◆ Listed records:

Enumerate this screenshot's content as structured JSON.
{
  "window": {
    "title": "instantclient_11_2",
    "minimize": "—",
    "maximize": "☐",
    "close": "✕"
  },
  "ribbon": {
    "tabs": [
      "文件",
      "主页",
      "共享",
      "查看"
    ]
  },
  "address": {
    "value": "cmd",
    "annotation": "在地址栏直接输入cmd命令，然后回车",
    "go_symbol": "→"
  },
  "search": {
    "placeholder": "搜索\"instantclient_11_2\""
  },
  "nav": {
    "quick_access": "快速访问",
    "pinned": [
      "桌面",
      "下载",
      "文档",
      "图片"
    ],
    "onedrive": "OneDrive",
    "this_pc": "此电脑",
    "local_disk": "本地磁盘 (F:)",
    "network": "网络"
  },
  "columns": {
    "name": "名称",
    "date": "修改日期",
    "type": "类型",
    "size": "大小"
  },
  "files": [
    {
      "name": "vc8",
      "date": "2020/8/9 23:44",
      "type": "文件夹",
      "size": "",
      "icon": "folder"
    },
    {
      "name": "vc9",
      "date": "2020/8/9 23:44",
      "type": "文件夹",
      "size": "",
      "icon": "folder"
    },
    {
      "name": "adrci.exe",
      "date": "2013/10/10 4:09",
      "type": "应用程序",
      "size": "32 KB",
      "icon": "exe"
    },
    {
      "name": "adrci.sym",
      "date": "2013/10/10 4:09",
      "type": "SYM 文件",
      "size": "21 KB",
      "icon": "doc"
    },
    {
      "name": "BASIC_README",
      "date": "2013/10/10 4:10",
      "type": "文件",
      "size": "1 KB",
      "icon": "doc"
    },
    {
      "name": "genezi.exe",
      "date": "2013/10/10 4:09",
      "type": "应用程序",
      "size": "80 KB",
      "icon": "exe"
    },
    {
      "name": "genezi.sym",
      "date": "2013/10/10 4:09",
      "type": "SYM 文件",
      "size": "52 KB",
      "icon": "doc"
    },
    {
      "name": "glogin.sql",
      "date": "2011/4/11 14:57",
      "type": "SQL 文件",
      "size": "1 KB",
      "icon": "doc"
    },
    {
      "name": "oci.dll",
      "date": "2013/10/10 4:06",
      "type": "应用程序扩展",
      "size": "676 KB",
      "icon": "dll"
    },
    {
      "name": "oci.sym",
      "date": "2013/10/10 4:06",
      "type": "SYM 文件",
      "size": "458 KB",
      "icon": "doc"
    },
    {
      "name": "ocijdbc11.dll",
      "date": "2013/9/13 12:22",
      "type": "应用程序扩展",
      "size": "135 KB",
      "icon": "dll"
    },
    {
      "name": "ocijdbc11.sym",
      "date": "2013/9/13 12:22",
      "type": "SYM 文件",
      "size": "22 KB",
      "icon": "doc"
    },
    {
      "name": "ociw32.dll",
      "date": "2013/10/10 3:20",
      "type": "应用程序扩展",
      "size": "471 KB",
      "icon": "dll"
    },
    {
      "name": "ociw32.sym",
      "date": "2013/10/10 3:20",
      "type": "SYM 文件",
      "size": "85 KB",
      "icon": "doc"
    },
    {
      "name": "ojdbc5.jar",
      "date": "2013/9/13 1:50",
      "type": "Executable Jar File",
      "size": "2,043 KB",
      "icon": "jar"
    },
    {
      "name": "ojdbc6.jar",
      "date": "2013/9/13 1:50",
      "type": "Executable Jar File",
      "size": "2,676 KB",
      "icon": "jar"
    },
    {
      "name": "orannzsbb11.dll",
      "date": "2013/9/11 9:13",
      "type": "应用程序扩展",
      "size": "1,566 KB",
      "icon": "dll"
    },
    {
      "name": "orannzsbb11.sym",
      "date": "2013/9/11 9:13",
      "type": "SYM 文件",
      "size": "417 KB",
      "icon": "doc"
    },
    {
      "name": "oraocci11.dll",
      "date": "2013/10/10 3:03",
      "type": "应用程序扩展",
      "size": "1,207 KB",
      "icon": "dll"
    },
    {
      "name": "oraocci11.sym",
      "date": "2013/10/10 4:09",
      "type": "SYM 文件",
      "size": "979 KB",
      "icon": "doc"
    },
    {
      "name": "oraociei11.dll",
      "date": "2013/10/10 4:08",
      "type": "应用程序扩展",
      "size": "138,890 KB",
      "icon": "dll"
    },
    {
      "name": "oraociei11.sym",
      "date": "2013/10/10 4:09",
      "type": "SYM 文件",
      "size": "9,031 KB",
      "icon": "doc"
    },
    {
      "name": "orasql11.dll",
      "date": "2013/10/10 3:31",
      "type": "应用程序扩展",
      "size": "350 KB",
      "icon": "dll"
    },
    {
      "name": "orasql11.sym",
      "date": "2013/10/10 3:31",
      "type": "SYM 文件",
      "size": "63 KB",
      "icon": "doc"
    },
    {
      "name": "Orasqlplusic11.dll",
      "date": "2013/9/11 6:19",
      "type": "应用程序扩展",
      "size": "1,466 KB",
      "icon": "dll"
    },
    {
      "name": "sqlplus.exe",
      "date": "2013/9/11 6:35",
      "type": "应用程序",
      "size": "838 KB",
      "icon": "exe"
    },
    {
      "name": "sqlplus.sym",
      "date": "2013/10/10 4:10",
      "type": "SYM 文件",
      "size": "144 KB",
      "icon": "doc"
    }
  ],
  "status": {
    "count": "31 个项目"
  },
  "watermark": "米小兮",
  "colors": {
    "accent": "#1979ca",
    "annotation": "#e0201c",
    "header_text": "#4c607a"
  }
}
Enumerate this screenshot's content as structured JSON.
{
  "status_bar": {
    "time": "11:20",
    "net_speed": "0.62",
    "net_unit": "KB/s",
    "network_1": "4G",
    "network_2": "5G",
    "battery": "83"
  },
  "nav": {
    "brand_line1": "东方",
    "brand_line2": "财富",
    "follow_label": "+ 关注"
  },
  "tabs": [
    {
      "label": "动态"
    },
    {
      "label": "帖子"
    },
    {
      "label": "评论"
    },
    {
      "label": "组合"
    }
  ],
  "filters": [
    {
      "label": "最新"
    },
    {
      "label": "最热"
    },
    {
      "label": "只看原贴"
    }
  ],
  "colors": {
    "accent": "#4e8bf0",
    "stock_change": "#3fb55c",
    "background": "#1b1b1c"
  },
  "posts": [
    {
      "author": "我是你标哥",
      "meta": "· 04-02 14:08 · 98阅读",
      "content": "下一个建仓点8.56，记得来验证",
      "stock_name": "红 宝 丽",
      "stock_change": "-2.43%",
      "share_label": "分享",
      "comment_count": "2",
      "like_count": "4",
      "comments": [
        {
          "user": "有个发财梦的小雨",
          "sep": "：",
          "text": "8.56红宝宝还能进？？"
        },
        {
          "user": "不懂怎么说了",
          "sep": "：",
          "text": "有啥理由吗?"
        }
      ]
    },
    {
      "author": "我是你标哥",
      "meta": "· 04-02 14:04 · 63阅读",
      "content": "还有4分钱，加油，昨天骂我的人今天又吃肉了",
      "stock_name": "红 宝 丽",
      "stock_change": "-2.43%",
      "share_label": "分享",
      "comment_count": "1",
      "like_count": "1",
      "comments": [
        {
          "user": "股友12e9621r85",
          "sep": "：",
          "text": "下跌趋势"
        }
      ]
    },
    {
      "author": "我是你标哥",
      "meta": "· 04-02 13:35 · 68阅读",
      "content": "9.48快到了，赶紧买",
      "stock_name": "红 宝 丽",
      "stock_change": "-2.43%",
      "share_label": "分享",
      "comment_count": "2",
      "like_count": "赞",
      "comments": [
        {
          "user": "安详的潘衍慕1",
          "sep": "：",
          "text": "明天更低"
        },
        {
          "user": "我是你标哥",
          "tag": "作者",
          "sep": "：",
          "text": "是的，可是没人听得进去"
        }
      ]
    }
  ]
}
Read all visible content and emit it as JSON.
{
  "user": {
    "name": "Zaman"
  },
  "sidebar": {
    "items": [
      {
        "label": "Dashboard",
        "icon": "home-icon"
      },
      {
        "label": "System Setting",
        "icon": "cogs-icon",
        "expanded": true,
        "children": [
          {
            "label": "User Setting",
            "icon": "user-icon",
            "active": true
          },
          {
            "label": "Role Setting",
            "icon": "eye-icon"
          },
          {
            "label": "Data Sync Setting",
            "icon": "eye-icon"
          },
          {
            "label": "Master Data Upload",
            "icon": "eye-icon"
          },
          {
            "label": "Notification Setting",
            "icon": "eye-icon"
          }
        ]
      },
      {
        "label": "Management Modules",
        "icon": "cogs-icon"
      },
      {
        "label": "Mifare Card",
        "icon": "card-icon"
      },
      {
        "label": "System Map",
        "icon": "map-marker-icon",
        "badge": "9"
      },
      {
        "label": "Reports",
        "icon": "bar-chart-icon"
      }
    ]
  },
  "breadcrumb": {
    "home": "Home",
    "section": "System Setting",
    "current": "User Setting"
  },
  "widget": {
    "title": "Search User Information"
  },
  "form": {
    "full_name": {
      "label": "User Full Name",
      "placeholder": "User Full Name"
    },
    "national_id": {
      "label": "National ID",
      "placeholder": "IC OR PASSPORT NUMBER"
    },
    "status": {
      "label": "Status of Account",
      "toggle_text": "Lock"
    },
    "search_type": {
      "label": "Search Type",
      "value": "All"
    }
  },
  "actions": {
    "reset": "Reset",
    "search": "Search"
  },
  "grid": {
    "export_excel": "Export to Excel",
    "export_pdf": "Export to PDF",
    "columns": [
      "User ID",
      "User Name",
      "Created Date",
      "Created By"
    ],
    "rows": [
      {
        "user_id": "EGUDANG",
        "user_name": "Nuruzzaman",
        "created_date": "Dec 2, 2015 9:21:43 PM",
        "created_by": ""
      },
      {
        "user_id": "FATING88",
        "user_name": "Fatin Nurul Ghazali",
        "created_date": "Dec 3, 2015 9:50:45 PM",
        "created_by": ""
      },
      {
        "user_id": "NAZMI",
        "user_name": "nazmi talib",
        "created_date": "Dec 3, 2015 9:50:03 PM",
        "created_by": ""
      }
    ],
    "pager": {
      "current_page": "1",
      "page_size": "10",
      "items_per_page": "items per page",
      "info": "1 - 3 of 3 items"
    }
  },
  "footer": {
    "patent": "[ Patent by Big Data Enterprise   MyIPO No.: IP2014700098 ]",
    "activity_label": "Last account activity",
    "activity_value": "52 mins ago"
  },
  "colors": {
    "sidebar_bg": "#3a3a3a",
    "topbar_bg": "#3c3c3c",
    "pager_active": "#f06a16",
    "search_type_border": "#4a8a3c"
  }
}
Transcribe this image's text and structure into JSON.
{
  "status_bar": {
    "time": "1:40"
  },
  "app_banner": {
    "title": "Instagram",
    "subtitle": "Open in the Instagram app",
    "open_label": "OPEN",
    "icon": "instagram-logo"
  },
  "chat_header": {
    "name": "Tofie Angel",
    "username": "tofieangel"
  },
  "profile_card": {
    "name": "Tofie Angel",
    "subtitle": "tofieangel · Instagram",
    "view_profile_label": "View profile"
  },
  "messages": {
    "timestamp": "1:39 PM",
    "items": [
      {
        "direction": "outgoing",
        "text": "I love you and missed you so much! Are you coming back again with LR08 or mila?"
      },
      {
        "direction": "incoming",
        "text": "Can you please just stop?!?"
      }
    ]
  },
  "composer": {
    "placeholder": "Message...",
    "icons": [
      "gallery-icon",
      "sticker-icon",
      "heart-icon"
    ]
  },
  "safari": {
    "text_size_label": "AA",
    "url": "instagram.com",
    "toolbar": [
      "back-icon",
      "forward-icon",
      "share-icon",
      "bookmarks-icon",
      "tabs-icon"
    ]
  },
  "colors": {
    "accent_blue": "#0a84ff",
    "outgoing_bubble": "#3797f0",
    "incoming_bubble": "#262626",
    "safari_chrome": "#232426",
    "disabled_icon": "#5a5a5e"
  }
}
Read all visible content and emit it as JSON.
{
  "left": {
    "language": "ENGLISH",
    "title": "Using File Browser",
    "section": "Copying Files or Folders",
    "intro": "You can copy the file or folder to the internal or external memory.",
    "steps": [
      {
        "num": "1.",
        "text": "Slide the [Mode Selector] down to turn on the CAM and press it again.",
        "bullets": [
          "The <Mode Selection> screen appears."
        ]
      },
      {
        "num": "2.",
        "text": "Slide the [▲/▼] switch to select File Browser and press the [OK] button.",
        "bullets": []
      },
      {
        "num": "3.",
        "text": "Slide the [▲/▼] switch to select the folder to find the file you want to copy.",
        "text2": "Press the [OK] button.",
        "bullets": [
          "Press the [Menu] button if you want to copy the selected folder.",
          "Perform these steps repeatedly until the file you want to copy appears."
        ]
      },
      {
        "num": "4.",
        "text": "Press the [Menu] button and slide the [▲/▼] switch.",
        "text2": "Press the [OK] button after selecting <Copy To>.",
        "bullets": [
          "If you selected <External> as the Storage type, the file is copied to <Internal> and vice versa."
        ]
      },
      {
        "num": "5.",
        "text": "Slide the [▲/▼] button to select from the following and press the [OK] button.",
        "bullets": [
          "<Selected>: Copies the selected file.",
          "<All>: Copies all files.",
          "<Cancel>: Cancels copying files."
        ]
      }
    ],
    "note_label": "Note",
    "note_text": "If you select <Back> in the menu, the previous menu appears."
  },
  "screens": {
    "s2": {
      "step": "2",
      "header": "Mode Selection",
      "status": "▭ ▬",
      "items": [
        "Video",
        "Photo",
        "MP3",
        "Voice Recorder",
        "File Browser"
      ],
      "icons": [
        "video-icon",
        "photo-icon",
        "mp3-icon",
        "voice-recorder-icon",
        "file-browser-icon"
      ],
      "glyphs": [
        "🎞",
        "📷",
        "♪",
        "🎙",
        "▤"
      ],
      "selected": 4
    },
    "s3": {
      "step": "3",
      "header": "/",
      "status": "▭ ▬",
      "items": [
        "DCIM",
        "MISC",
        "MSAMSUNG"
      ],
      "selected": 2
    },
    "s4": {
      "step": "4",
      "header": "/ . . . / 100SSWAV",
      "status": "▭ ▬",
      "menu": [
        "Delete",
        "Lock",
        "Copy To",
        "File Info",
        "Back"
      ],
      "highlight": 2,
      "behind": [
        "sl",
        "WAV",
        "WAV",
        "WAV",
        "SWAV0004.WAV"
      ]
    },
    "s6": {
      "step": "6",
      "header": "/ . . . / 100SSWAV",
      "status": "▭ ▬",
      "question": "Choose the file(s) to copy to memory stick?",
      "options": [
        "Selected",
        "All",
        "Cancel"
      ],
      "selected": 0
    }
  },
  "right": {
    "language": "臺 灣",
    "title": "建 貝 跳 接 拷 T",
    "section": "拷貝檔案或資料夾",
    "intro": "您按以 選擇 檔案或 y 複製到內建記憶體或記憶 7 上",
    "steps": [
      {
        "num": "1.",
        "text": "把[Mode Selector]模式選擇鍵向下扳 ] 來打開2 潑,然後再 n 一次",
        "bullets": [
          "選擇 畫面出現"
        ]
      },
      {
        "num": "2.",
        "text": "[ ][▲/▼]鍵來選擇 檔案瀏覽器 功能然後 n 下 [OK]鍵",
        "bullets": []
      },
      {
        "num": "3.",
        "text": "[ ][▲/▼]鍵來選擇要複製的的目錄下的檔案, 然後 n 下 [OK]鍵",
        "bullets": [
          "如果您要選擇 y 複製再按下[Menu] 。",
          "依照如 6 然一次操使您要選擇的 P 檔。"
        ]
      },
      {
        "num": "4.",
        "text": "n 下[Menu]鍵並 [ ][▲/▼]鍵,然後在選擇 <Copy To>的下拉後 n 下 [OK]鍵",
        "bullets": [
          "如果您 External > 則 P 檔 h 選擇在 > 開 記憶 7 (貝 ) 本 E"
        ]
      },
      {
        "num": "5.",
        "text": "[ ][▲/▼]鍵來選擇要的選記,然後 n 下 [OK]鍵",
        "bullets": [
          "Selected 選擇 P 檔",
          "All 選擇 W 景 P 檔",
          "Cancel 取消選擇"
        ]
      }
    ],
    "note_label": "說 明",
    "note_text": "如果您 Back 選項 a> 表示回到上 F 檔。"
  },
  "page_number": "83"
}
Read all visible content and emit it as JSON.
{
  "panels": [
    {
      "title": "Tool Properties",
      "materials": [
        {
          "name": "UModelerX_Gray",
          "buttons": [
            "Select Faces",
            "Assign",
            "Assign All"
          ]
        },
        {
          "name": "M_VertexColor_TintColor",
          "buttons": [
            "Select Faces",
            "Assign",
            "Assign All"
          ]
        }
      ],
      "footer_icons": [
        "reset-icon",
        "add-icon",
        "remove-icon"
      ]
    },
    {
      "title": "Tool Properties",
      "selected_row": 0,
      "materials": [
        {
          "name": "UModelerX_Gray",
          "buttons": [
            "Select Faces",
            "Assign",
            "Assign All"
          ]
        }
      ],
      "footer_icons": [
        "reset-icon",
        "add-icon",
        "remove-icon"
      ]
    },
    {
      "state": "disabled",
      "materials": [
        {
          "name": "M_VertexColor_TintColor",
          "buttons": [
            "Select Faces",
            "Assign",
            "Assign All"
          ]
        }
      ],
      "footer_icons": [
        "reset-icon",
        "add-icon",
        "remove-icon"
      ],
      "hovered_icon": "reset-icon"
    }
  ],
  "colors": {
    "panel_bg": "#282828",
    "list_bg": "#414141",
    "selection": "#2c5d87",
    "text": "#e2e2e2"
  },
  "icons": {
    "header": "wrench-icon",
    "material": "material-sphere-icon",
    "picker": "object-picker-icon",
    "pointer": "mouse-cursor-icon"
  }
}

◆ Required work:
Select all lines in the listing that include the word "Copies".

◆ The completed task:
          "<Selected>: Copies the selected file.",
          "<All>: Copies all files.",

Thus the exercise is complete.